▸ **Exercise objective**: Reproduce all of the data exactly, with no line skipped.

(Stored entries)

_ _ _ _ _ _ _

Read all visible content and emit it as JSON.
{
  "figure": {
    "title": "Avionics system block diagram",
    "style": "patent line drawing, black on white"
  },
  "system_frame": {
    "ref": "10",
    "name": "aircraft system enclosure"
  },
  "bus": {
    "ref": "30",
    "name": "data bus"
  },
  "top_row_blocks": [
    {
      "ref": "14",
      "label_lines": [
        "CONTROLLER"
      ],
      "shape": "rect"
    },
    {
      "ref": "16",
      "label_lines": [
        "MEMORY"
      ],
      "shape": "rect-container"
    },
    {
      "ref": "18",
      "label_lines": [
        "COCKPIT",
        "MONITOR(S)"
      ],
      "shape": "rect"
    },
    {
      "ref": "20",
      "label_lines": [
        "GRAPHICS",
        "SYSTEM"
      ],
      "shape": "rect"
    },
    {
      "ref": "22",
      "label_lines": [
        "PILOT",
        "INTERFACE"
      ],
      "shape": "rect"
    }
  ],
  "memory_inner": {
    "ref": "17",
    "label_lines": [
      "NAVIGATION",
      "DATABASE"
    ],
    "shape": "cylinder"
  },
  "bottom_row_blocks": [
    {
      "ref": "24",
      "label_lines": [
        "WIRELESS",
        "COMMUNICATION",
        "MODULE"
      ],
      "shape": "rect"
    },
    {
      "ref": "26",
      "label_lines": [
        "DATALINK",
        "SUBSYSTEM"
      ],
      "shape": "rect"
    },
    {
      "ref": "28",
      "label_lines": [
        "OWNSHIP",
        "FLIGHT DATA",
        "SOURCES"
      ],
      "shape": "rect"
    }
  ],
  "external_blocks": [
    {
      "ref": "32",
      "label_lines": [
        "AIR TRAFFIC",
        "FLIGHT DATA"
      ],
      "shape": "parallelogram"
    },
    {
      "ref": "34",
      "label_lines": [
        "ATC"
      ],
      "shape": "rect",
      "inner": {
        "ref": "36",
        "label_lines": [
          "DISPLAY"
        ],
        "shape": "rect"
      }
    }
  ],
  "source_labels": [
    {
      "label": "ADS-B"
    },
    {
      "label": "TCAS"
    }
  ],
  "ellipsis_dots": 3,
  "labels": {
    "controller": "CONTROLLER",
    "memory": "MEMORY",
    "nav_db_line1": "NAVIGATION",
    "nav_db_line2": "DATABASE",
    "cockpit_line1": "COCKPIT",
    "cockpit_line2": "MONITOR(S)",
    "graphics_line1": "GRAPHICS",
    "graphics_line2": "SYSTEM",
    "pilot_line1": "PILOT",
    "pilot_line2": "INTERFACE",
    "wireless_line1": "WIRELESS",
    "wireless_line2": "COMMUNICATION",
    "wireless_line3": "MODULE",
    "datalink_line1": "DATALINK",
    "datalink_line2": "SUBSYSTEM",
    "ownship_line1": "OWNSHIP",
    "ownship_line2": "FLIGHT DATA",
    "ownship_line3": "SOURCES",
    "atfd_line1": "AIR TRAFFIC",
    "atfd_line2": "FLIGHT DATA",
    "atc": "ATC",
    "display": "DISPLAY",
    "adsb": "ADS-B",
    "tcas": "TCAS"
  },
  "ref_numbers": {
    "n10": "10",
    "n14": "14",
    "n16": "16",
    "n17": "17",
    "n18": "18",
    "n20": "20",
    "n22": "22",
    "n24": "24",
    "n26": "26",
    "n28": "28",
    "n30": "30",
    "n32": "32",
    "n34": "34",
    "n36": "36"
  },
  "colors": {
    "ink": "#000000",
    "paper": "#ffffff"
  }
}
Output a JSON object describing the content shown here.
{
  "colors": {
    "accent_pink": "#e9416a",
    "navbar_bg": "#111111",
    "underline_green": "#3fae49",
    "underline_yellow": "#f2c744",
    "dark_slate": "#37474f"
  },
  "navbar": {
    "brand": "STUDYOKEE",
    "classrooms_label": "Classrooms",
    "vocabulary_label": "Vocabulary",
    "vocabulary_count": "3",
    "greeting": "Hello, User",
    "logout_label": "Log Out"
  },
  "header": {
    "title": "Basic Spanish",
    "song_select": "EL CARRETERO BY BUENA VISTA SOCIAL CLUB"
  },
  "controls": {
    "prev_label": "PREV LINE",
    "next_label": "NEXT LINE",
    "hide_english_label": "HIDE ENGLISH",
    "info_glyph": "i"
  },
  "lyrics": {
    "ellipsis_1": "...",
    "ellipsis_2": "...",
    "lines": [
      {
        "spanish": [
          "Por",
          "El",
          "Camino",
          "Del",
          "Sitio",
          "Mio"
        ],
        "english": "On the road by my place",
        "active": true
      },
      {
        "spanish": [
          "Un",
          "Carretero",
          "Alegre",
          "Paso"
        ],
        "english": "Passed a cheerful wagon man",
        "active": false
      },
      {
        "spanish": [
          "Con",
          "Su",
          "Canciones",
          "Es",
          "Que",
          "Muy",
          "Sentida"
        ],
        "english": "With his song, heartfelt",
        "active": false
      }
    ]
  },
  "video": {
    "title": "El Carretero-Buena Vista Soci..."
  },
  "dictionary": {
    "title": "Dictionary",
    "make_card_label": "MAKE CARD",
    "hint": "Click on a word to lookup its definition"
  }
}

_ _ _ _ _ _ _

▸ **Finished task**:
Read all visible content and emit it as JSON.
{
  "figure": {
    "title": "Avionics system block diagram",
    "style": "patent line drawing, black on white"
  },
  "system_frame": {
    "ref": "10",
    "name": "aircraft system enclosure"
  },
  "bus": {
    "ref": "30",
    "name": "data bus"
  },
  "top_row_blocks": [
    {
      "ref": "14",
      "label_lines": [
        "CONTROLLER"
      ],
      "shape": "rect"
    },
    {
      "ref": "16",
      "label_lines": [
        "MEMORY"
      ],
      "shape": "rect-container"
    },
    {
      "ref": "18",
      "label_lines": [
        "COCKPIT",
        "MONITOR(S)"
      ],
      "shape": "rect"
    },
    {
      "ref": "20",
      "label_lines": [
        "GRAPHICS",
        "SYSTEM"
      ],
      "shape": "rect"
    },
    {
      "ref": "22",
      "label_lines": [
        "PILOT",
        "INTERFACE"
      ],
      "shape": "rect"
    }
  ],
  "memory_inner": {
    "ref": "17",
    "label_lines": [
      "NAVIGATION",
      "DATABASE"
    ],
    "shape": "cylinder"
  },
  "bottom_row_blocks": [
    {
      "ref": "24",
      "label_lines": [
        "WIRELESS",
        "COMMUNICATION",
        "MODULE"
      ],
      "shape": "rect"
    },
    {
      "ref": "26",
      "label_lines": [
        "DATALINK",
        "SUBSYSTEM"
      ],
      "shape": "rect"
    },
    {
      "ref": "28",
      "label_lines": [
        "OWNSHIP",
        "FLIGHT DATA",
        "SOURCES"
      ],
      "shape": "rect"
    }
  ],
  "external_blocks": [
    {
      "ref": "32",
      "label_lines": [
        "AIR TRAFFIC",
        "FLIGHT DATA"
      ],
      "shape": "parallelogram"
    },
    {
      "ref": "34",
      "label_lines": [
        "ATC"
      ],
      "shape": "rect",
      "inner": {
        "ref": "36",
        "label_lines": [
          "DISPLAY"
        ],
        "shape": "rect"
      }
    }
  ],
  "source_labels": [
    {
      "label": "ADS-B"
    },
    {
      "label": "TCAS"
    }
  ],
  "ellipsis_dots": 3,
  "labels": {
    "controller": "CONTROLLER",
    "memory": "MEMORY",
    "nav_db_line1": "NAVIGATION",
    "nav_db_line2": "DATABASE",
    "cockpit_line1": "COCKPIT",
    "cockpit_line2": "MONITOR(S)",
    "graphics_line1": "GRAPHICS",
    "graphics_line2": "SYSTEM",
    "pilot_line1": "PILOT",
    "pilot_line2": "INTERFACE",
    "wireless_line1": "WIRELESS",
    "wireless_line2": "COMMUNICATION",
    "wireless_line3": "MODULE",
    "datalink_line1": "DATALINK",
    "datalink_line2": "SUBSYSTEM",
    "ownship_line1": "OWNSHIP",
    "ownship_line2": "FLIGHT DATA",
    "ownship_line3": "SOURCES",
    "atfd_line1": "AIR TRAFFIC",
    "atfd_line2": "FLIGHT DATA",
    "atc": "ATC",
    "display": "DISPLAY",
    "adsb": "ADS-B",
    "tcas": "TCAS"
  },
  "ref_numbers": {
    "n10": "10",
    "n14": "14",
    "n16": "16",
    "n17": "17",
    "n18": "18",
    "n20": "20",
    "n22": "22",
    "n24": "24",
    "n26": "26",
    "n28": "28",
    "n30": "30",
    "n32": "32",
    "n34": "34",
    "n36": "36"
  },
  "colors": {
    "ink": "#000000",
    "paper": "#ffffff"
  }
}
Output a JSON object describing the content shown here.
{
  "colors": {
    "accent_pink": "#e9416a",
    "navbar_bg": "#111111",
    "underline_green": "#3fae49",
    "underline_yellow": "#f2c744",
    "dark_slate": "#37474f"
  },
  "navbar": {
    "brand": "STUDYOKEE",
    "classrooms_label": "Classrooms",
    "vocabulary_label": "Vocabulary",
    "vocabulary_count": "3",
    "greeting": "Hello, User",
    "logout_label": "Log Out"
  },
  "header": {
    "title": "Basic Spanish",
    "song_select": "EL CARRETERO BY BUENA VISTA SOCIAL CLUB"
  },
  "controls": {
    "prev_label": "PREV LINE",
    "next_label": "NEXT LINE",
    "hide_english_label": "HIDE ENGLISH",
    "info_glyph": "i"
  },
  "lyrics": {
    "ellipsis_1": "...",
    "ellipsis_2": "...",
    "lines": [
      {
        "spanish": [
          "Por",
          "El",
          "Camino",
          "Del",
          "Sitio",
          "Mio"
        ],
        "english": "On the road by my place",
        "active": true
      },
      {
        "spanish": [
          "Un",
          "Carretero",
          "Alegre",
          "Paso"
        ],
        "english": "Passed a cheerful wagon man",
        "active": false
      },
      {
        "spanish": [
          "Con",
          "Su",
          "Canciones",
          "Es",
          "Que",
          "Muy",
          "Sentida"
        ],
        "english": "With his song, heartfelt",
        "active": false
      }
    ]
  },
  "video": {
    "title": "El Carretero-Buena Vista Soci..."
  },
  "dictionary": {
    "title": "Dictionary",
    "make_card_label": "MAKE CARD",
    "hint": "Click on a word to lookup its definition"
  }
}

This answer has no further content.